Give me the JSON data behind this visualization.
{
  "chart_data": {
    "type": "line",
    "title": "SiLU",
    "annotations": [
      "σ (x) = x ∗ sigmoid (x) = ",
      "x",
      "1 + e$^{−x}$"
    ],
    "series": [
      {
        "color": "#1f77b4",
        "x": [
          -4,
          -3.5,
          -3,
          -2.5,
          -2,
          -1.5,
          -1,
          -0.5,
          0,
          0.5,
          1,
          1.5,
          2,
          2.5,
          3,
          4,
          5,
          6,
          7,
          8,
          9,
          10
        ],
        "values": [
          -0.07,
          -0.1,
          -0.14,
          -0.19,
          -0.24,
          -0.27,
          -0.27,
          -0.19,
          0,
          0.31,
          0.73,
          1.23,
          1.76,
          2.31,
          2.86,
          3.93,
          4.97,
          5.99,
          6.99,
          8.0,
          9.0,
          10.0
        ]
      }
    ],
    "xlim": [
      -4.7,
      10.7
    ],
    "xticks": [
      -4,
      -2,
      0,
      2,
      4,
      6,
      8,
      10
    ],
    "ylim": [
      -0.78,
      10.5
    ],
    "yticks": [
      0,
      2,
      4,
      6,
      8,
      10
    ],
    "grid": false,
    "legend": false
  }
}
#####
» **DIRECTION**:
Each line of the listing should be echoed back exactly.

» **EXERCISE ANSWER**:
Give me the JSON data behind this visualization.
{
  "chart_data": {
    "type": "line",
    "title": "SiLU",
    "annotations": [
      "σ (x) = x ∗ sigmoid (x) = ",
      "x",
      "1 + e$^{−x}$"
    ],
    "series": [
      {
        "color": "#1f77b4",
        "x": [
          -4,
          -3.5,
          -3,
          -2.5,
          -2,
          -1.5,
          -1,
          -0.5,
          0,
          0.5,
          1,
          1.5,
          2,
          2.5,
          3,
          4,
          5,
          6,
          7,
          8,
          9,
          10
        ],
        "values": [
          -0.07,
          -0.1,
          -0.14,
          -0.19,
          -0.24,
          -0.27,
          -0.27,
          -0.19,
          0,
          0.31,
          0.73,
          1.23,
          1.76,
          2.31,
          2.86,
          3.93,
          4.97,
          5.99,
          6.99,
          8.0,
          9.0,
          10.0
        ]
      }
    ],
    "xlim": [
      -4.7,
      10.7
    ],
    "xticks": [
      -4,
      -2,
      0,
      2,
      4,
      6,
      8,
      10
    ],
    "ylim": [
      -0.78,
      10.5
    ],
    "yticks": [
      0,
      2,
      4,
      6,
      8,
      10
    ],
    "grid": false,
    "legend": false
  }
}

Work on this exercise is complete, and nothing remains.